Exercise directions
The listing below is the input. Say how many of its lines contain "actual", giving the number alone.

(Records from a collection of figures)

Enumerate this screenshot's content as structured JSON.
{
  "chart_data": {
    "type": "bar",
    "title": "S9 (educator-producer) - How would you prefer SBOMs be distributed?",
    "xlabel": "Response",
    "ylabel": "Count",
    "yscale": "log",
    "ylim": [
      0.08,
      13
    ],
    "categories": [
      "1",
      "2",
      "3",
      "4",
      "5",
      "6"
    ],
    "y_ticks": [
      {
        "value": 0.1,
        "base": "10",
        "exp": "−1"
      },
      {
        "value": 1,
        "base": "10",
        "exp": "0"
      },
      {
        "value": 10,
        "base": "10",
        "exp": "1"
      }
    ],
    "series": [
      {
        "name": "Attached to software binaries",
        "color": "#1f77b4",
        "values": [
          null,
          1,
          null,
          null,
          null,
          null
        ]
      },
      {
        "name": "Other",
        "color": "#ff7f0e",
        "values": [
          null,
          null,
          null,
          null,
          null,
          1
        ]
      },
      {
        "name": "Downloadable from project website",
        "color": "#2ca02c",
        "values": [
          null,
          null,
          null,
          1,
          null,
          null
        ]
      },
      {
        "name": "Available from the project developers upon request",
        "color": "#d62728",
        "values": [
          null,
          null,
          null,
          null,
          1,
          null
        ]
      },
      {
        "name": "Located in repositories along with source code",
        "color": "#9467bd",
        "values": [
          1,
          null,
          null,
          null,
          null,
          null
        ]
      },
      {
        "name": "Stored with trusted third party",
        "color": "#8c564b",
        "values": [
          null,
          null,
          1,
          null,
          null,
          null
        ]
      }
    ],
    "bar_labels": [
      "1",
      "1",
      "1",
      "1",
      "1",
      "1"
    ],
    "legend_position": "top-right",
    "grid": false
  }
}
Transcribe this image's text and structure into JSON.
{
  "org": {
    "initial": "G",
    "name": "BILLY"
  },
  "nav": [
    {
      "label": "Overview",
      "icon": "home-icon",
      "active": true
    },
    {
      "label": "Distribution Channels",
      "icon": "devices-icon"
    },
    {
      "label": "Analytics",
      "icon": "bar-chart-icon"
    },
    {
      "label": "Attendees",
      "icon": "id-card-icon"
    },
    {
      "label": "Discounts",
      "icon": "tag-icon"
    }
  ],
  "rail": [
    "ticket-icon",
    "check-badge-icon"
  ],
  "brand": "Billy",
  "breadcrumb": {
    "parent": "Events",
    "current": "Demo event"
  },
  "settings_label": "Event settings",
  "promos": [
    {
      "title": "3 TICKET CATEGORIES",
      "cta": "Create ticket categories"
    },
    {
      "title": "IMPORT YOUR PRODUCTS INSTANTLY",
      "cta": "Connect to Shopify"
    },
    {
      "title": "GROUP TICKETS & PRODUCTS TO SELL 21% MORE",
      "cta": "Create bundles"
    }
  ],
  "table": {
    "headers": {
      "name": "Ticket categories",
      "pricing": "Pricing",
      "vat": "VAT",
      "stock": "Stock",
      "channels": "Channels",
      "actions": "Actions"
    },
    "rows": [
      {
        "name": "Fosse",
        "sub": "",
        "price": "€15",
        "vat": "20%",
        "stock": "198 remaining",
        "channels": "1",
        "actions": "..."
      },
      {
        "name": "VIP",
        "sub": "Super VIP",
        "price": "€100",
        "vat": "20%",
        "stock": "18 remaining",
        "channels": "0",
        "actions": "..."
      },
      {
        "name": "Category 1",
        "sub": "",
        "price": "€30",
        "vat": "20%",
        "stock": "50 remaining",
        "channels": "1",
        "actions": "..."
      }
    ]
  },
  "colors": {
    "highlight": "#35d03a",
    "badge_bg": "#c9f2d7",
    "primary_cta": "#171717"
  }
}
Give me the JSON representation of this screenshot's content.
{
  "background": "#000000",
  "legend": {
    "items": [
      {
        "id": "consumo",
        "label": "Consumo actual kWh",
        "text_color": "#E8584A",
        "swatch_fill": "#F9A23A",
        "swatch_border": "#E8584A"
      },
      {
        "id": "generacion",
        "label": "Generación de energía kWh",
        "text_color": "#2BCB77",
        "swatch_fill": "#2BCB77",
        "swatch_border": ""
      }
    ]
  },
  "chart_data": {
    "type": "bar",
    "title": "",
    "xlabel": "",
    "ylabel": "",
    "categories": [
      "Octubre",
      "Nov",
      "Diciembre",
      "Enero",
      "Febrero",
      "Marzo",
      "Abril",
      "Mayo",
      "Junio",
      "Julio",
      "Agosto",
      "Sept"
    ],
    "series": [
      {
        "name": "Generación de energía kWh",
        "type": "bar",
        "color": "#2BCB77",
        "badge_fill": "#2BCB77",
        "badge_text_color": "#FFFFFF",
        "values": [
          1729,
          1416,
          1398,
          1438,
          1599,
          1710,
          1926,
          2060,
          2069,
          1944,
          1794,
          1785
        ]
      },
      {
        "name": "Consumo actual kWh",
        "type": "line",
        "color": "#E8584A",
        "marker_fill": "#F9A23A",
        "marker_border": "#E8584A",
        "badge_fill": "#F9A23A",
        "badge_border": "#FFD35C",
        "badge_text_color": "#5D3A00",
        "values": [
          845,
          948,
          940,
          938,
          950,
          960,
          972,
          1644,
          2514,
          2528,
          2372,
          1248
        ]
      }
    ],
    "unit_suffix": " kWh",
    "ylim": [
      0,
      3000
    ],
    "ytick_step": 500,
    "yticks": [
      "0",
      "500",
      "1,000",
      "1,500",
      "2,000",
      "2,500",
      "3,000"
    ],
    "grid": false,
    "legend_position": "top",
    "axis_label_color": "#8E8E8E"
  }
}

Exercise output
2